Problem to work on | Transcribe all the records with complete accuracy.

(Raw records)
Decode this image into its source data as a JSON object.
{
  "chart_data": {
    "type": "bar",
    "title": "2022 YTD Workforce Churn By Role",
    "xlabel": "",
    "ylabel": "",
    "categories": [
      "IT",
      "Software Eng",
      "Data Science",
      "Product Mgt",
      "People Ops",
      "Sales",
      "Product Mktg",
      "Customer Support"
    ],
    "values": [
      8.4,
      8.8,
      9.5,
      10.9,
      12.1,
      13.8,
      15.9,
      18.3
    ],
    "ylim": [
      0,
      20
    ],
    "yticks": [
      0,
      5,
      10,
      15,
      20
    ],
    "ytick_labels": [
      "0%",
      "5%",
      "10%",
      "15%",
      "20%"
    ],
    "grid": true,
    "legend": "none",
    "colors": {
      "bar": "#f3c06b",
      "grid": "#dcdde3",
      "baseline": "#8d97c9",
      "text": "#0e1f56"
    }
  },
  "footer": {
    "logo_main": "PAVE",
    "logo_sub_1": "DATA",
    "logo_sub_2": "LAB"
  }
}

Result of the exercise |
Decode this image into its source data as a JSON object.
{
  "chart_data": {
    "type": "bar",
    "title": "2022 YTD Workforce Churn By Role",
    "xlabel": "",
    "ylabel": "",
    "categories": [
      "IT",
      "Software Eng",
      "Data Science",
      "Product Mgt",
      "People Ops",
      "Sales",
      "Product Mktg",
      "Customer Support"
    ],
    "values": [
      8.4,
      8.8,
      9.5,
      10.9,
      12.1,
      13.8,
      15.9,
      18.3
    ],
    "ylim": [
      0,
      20
    ],
    "yticks": [
      0,
      5,
      10,
      15,
      20
    ],
    "ytick_labels": [
      "0%",
      "5%",
      "10%",
      "15%",
      "20%"
    ],
    "grid": true,
    "legend": "none",
    "colors": {
      "bar": "#f3c06b",
      "grid": "#dcdde3",
      "baseline": "#8d97c9",
      "text": "#0e1f56"
    }
  },
  "footer": {
    "logo_main": "PAVE",
    "logo_sub_1": "DATA",
    "logo_sub_2": "LAB"
  }
}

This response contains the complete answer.